= Task objective =
Search the entries for the word "tariff" and pull out each line that has it.

━━━━━ Data for this task ━━━━━

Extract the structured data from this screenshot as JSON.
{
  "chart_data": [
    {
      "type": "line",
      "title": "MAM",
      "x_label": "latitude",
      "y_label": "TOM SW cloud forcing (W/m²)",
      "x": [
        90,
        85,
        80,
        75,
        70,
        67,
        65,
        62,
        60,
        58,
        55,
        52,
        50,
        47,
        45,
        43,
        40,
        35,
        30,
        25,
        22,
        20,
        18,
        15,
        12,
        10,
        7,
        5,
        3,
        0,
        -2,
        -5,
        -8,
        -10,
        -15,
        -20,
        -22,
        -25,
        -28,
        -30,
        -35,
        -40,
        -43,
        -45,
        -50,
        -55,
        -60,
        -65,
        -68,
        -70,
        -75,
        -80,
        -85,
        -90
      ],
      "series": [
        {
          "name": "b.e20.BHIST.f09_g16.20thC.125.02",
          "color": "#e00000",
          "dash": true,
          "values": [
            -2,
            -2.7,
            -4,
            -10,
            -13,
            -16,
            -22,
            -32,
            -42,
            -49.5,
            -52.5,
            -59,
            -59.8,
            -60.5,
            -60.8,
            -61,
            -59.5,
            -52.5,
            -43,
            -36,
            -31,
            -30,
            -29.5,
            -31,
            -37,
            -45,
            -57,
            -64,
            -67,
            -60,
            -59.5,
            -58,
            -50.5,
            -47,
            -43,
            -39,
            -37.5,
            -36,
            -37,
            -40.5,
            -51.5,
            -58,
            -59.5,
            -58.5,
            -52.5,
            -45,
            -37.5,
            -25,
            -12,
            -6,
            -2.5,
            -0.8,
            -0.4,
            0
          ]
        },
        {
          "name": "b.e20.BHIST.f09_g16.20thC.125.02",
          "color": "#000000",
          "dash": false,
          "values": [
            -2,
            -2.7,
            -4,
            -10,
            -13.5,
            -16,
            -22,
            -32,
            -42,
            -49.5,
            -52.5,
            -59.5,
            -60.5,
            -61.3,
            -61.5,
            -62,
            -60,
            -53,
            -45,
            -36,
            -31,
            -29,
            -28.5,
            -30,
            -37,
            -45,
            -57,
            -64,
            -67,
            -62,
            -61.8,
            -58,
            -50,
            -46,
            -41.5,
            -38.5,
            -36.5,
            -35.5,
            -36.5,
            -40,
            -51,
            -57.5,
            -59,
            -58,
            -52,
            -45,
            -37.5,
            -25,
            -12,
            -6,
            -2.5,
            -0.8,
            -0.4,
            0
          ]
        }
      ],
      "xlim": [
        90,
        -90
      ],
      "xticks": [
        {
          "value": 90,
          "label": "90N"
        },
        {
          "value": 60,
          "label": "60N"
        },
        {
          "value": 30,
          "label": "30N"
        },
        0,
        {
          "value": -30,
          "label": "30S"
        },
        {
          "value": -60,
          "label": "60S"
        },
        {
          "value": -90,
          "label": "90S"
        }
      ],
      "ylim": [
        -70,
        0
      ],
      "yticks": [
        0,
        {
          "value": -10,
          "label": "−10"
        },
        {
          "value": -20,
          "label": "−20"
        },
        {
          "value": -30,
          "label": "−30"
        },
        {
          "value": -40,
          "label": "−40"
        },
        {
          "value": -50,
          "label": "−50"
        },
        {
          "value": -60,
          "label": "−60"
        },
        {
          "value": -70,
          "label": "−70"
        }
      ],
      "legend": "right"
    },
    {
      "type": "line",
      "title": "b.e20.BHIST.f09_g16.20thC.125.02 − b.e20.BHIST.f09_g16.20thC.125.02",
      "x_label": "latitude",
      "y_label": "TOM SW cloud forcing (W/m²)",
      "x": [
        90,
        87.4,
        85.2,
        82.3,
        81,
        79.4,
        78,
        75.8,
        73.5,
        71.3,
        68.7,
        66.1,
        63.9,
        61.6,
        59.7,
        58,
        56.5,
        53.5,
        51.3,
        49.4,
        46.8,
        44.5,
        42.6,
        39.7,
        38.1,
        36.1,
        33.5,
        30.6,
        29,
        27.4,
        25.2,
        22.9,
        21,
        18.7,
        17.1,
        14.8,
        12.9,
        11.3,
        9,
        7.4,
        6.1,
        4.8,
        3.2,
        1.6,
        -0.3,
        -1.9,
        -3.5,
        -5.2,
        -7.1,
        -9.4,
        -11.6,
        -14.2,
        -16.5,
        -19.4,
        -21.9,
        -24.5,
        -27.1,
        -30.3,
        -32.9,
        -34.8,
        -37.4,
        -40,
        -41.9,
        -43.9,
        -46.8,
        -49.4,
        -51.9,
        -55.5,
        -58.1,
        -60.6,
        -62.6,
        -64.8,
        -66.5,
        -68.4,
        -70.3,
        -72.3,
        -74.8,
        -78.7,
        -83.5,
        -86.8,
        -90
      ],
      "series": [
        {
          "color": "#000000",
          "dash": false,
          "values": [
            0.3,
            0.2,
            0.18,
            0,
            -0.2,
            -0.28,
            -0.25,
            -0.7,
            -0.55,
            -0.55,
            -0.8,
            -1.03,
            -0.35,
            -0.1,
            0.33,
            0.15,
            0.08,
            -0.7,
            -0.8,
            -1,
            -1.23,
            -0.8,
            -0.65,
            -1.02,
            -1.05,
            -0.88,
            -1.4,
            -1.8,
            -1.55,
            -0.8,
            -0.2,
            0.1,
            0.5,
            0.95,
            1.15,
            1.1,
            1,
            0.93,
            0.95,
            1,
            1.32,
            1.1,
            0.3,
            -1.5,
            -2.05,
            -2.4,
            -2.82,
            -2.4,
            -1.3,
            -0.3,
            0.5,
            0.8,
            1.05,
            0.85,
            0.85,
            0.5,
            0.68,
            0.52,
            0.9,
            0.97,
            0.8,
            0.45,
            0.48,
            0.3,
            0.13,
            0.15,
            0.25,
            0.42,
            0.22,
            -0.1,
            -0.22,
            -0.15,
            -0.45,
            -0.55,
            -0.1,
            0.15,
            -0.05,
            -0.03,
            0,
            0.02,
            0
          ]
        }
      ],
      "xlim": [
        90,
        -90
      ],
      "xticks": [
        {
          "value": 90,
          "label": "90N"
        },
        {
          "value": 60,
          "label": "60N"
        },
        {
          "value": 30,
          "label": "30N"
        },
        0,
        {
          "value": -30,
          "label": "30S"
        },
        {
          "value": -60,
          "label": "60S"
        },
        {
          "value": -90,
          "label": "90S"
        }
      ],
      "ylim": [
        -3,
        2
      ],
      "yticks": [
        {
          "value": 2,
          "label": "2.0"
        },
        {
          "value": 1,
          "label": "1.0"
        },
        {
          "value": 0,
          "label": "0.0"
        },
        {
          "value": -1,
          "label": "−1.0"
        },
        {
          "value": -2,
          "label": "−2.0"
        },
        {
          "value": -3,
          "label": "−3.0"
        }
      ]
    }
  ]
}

━━━━━
━━━━━ Data for this task ━━━━━

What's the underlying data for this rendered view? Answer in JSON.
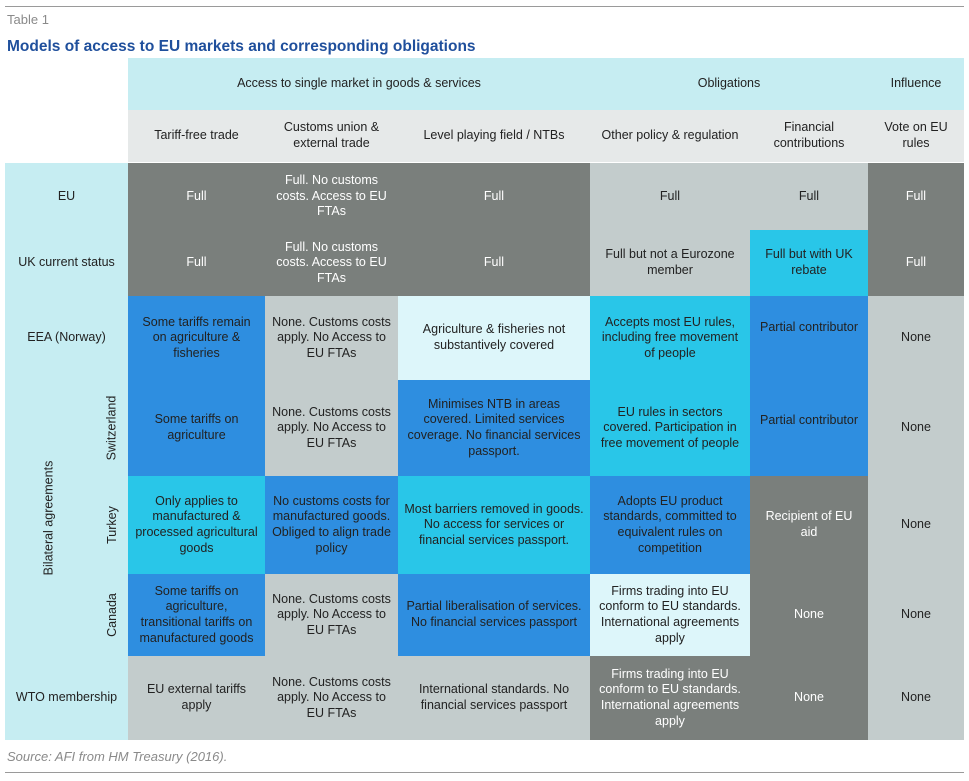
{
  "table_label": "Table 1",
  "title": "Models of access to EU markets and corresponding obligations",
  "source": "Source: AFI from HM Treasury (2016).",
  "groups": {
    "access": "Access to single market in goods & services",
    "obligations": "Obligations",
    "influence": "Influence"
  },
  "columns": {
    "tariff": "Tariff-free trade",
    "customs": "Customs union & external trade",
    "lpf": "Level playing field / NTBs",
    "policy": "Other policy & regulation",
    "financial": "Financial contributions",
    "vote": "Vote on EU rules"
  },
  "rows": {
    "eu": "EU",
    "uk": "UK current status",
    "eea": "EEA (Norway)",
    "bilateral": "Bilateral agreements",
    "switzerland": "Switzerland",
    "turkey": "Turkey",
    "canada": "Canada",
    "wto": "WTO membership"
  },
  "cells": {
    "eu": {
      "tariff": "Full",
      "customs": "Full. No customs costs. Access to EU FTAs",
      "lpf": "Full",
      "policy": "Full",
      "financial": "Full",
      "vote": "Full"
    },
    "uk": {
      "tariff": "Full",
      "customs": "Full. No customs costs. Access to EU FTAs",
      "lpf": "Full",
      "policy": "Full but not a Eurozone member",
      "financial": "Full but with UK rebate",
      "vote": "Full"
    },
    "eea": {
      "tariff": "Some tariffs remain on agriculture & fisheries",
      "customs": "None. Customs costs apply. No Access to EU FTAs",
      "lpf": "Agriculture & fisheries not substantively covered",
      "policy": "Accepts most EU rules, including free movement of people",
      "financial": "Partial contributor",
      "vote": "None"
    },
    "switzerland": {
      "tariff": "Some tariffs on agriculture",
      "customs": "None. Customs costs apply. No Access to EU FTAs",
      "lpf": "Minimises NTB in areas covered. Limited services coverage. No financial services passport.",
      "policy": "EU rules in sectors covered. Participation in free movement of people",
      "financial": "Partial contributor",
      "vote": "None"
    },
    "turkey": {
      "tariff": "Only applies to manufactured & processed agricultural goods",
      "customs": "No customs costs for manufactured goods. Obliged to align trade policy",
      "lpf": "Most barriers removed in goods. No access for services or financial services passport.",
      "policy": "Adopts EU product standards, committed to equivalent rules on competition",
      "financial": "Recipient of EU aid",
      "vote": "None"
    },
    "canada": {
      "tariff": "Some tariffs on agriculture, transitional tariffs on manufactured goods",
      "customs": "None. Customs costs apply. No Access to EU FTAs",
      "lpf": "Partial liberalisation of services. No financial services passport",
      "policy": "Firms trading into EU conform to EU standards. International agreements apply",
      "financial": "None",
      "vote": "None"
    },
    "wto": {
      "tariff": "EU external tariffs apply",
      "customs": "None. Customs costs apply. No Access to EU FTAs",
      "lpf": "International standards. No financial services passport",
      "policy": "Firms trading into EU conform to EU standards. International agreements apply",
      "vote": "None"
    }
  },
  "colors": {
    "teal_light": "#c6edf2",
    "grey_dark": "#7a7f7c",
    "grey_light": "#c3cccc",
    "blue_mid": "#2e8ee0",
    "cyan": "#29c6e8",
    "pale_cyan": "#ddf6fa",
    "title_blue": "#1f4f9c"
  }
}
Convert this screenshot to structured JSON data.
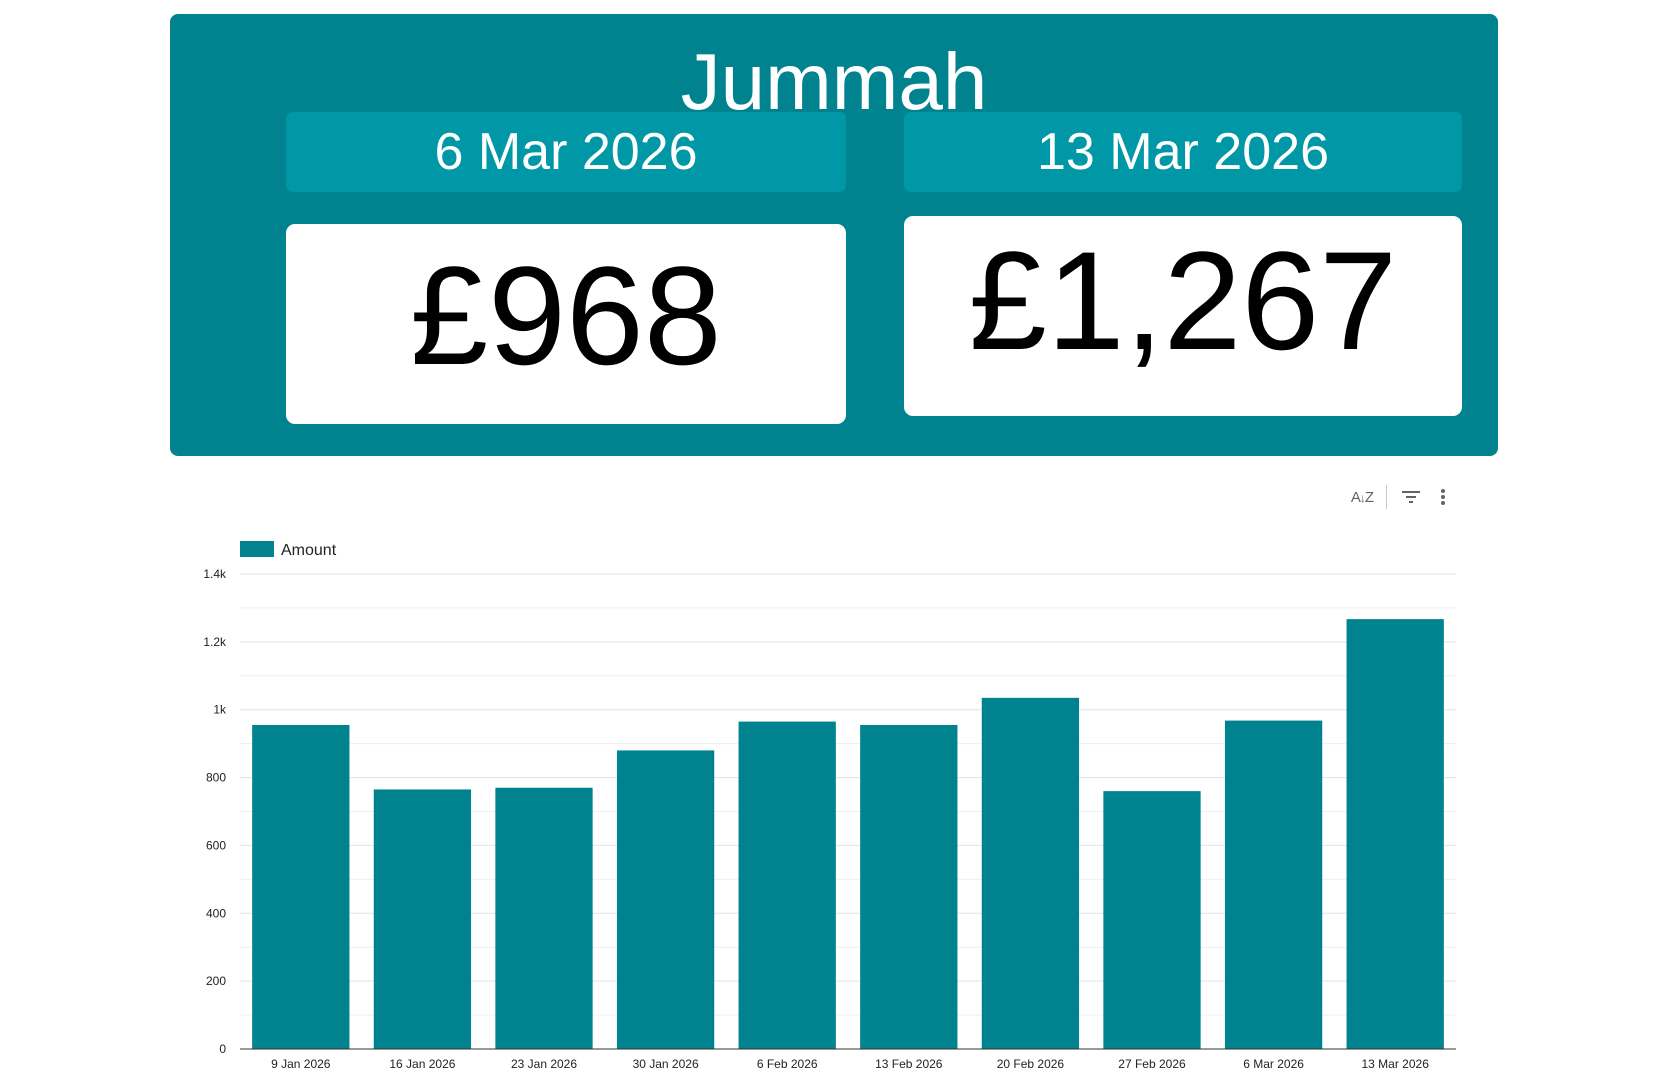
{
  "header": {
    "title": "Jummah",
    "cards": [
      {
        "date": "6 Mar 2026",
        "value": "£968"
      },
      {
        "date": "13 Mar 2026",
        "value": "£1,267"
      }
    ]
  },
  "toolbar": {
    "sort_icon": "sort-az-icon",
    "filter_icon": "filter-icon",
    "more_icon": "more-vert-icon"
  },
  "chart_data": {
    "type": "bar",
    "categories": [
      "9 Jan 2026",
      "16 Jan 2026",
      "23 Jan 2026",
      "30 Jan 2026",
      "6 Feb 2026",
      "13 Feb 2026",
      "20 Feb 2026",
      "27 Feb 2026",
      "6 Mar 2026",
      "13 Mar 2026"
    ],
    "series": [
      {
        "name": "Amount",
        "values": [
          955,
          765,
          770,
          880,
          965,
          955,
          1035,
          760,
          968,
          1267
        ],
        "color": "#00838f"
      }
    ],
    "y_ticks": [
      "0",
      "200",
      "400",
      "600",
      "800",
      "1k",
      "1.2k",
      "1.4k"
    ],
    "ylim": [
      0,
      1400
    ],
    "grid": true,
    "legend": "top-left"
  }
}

━━━━━

= Finished exercise =
    "tariff": "Tariff-free trade",
      "tariff": "Full",
      "tariff": "Full",
      "tariff": "Some tariffs remain on agriculture & fisheries",
      "tariff": "Some tariffs on agriculture",
      "tariff": "Only applies to manufactured & processed agricultural goods",
      "tariff": "Some tariffs on agriculture, transitional tariffs on manufactured goods",
      "tariff": "EU external tariffs apply",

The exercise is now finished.